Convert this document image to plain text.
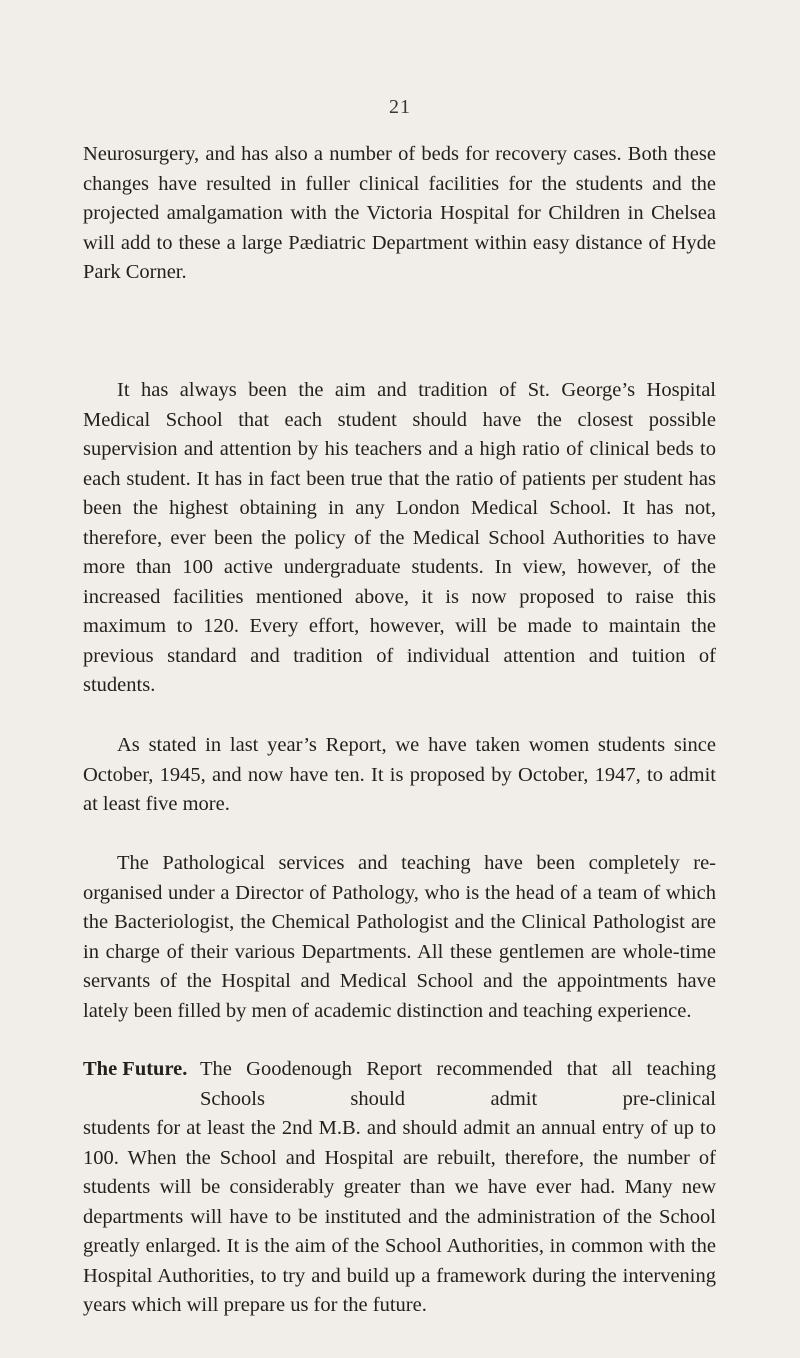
21

Neurosurgery, and has also a number of beds for recovery cases. Both these changes have resulted in fuller clinical facilities for the students and the projected amalgamation with the Victoria Hospital for Children in Chelsea will add to these a large Pædiatric Department within easy distance of Hyde Park Corner.

It has always been the aim and tradition of St. George’s Hospital Medical School that each student should have the closest possible supervision and attention by his teachers and a high ratio of clinical beds to each student. It has in fact been true that the ratio of patients per student has been the highest obtaining in any London Medical School. It has not, therefore, ever been the policy of the Medical School Authorities to have more than 100 active undergraduate students. In view, however, of the increased facilities mentioned above, it is now proposed to raise this maximum to 120. Every effort, however, will be made to maintain the previous standard and tradition of individual attention and tuition of students.

As stated in last year’s Report, we have taken women students since October, 1945, and now have ten. It is proposed by October, 1947, to admit at least five more.

The Pathological services and teaching have been completely re-organised under a Director of Pathology, who is the head of a team of which the Bacteriologist, the Chemical Pathologist and the Clinical Pathologist are in charge of their various Departments. All these gentlemen are whole-time servants of the Hospital and Medical School and the appointments have lately been filled by men of academic distinction and teaching experience.

The Future. The Goodenough Report recommended that all teaching Schools should admit pre-clinical

students for at least the 2nd M.B. and should admit an annual entry of up to 100. When the School and Hospital are rebuilt, therefore, the number of students will be considerably greater than we have ever had. Many new departments will have to be instituted and the administration of the School greatly enlarged. It is the aim of the School Authorities, in common with the Hospital Authorities, to try and build up a framework during the intervening years which will prepare us for the future.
---------------
Problem details »
Return, from the entries, each line that holds "teaching".

Task solution »
The Pathological services and teaching have been completely re-organised under a Director of Pathology, who is the head of a team of which the Bacteriologist, the Chemical Pathologist and the Clinical Pathologist are in charge of their various Departments. All these gentlemen are whole-time servants of the Hospital and Medical School and the appointments have lately been filled by men of academic distinction and teaching experience.
The Future. The Goodenough Report recommended that all teaching Schools should admit pre-clinical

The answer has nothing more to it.